## WHAT TO PRODUCE
Print the complete set of entries exactly.

Stored items:
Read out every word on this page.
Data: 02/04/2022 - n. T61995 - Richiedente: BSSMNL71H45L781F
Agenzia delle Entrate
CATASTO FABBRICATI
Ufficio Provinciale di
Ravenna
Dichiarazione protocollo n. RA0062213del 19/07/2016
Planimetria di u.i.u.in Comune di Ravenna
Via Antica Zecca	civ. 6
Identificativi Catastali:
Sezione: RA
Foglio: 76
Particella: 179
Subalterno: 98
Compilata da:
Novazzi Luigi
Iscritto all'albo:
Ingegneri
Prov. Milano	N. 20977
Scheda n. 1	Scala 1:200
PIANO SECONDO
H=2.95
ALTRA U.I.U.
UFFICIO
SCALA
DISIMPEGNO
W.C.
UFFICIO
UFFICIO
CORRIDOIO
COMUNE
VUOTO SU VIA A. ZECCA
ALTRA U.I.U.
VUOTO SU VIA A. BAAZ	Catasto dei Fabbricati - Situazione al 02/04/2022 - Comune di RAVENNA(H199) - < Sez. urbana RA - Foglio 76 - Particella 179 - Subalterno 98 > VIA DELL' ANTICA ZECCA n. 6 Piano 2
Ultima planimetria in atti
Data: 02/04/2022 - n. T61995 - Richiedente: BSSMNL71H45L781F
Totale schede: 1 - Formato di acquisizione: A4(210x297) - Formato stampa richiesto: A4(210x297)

## TASK RESPONSE
Read out every word on this page.
Data: 02/04/2022 - n. T61995 - Richiedente: BSSMNL71H45L781F
Agenzia delle Entrate
CATASTO FABBRICATI
Ufficio Provinciale di
Ravenna
Dichiarazione protocollo n. RA0062213del 19/07/2016
Planimetria di u.i.u.in Comune di Ravenna
Via Antica Zecca	civ. 6
Identificativi Catastali:
Sezione: RA
Foglio: 76
Particella: 179
Subalterno: 98
Compilata da:
Novazzi Luigi
Iscritto all'albo:
Ingegneri
Prov. Milano	N. 20977
Scheda n. 1	Scala 1:200
PIANO SECONDO
H=2.95
ALTRA U.I.U.
UFFICIO
SCALA
DISIMPEGNO
W.C.
UFFICIO
UFFICIO
CORRIDOIO
COMUNE
VUOTO SU VIA A. ZECCA
ALTRA U.I.U.
VUOTO SU VIA A. BAAZ	Catasto dei Fabbricati - Situazione al 02/04/2022 - Comune di RAVENNA(H199) - < Sez. urbana RA - Foglio 76 - Particella 179 - Subalterno 98 > VIA DELL' ANTICA ZECCA n. 6 Piano 2
Ultima planimetria in atti
Data: 02/04/2022 - n. T61995 - Richiedente: BSSMNL71H45L781F
Totale schede: 1 - Formato di acquisizione: A4(210x297) - Formato stampa richiesto: A4(210x297)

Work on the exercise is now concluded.